BEGIN Extracted information

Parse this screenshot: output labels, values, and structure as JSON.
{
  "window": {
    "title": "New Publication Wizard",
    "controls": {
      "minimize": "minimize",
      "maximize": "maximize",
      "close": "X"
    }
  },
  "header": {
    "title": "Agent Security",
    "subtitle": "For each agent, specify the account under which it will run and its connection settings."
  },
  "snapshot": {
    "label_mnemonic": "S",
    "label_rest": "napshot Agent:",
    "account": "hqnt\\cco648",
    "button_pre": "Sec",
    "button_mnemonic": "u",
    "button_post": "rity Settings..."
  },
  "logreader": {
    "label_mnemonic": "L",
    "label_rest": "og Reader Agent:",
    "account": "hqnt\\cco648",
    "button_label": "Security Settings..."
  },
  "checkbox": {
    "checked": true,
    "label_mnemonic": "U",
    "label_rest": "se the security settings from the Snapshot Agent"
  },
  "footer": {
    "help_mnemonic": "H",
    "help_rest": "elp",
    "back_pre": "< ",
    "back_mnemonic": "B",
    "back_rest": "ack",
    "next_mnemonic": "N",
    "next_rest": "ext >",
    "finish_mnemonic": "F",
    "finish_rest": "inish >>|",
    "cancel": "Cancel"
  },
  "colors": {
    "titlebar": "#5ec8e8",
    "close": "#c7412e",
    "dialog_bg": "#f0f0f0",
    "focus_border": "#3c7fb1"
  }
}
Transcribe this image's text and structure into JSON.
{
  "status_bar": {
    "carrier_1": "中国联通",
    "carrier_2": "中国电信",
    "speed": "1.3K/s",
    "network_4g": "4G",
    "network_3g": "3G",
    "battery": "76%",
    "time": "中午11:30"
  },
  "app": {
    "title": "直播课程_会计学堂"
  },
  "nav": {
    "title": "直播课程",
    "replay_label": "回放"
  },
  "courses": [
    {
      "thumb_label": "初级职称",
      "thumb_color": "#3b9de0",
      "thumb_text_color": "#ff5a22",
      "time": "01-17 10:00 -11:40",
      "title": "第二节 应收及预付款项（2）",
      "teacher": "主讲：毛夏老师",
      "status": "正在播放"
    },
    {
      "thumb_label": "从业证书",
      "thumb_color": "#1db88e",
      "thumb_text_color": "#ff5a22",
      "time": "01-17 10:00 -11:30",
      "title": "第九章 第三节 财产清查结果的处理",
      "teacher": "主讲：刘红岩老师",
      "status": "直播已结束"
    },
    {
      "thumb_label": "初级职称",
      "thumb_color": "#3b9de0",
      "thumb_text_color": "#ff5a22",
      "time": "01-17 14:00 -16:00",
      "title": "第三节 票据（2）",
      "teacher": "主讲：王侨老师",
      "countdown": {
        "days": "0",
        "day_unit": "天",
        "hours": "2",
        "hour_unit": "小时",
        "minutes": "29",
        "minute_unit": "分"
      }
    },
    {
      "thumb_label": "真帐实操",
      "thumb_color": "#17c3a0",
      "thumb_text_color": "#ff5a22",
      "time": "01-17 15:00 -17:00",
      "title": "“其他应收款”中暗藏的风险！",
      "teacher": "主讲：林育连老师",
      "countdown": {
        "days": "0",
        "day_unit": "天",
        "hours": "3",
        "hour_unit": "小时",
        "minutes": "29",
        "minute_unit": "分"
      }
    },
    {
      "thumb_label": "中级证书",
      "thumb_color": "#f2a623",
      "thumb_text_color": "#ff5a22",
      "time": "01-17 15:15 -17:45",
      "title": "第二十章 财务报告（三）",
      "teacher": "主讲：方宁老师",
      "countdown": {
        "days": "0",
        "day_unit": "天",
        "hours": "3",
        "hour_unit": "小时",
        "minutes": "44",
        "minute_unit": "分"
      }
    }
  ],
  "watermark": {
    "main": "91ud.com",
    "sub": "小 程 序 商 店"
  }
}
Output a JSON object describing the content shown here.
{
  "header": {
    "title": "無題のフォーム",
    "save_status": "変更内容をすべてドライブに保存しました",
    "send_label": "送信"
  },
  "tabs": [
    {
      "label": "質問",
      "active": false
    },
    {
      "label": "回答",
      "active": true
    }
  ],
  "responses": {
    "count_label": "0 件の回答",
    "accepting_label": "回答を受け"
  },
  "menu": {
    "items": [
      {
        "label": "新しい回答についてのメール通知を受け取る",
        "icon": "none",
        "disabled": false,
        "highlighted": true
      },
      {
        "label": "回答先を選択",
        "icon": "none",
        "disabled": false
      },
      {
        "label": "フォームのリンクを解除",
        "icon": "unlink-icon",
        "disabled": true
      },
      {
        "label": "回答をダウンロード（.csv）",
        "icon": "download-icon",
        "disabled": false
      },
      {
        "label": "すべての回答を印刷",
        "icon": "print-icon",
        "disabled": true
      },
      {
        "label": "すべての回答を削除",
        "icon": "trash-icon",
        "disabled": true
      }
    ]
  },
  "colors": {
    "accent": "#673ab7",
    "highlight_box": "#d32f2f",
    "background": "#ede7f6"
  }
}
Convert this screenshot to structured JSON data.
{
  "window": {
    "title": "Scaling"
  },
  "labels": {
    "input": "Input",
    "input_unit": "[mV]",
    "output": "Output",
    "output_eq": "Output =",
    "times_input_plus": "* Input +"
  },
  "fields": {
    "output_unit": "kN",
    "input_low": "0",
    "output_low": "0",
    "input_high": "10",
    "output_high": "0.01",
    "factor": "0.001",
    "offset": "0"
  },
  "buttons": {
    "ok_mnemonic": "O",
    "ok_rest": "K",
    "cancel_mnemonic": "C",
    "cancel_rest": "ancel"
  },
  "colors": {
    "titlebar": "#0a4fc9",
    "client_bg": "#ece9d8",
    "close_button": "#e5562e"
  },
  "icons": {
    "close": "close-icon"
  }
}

END Extracted information

## Problem to work on
Pull every line containing "teacher" from the data.

## In response
      "teacher": "主讲：毛夏老师",
      "teacher": "主讲：刘红岩老师",
      "teacher": "主讲：王侨老师",
      "teacher": "主讲：林育连老师",
      "teacher": "主讲：方宁老师",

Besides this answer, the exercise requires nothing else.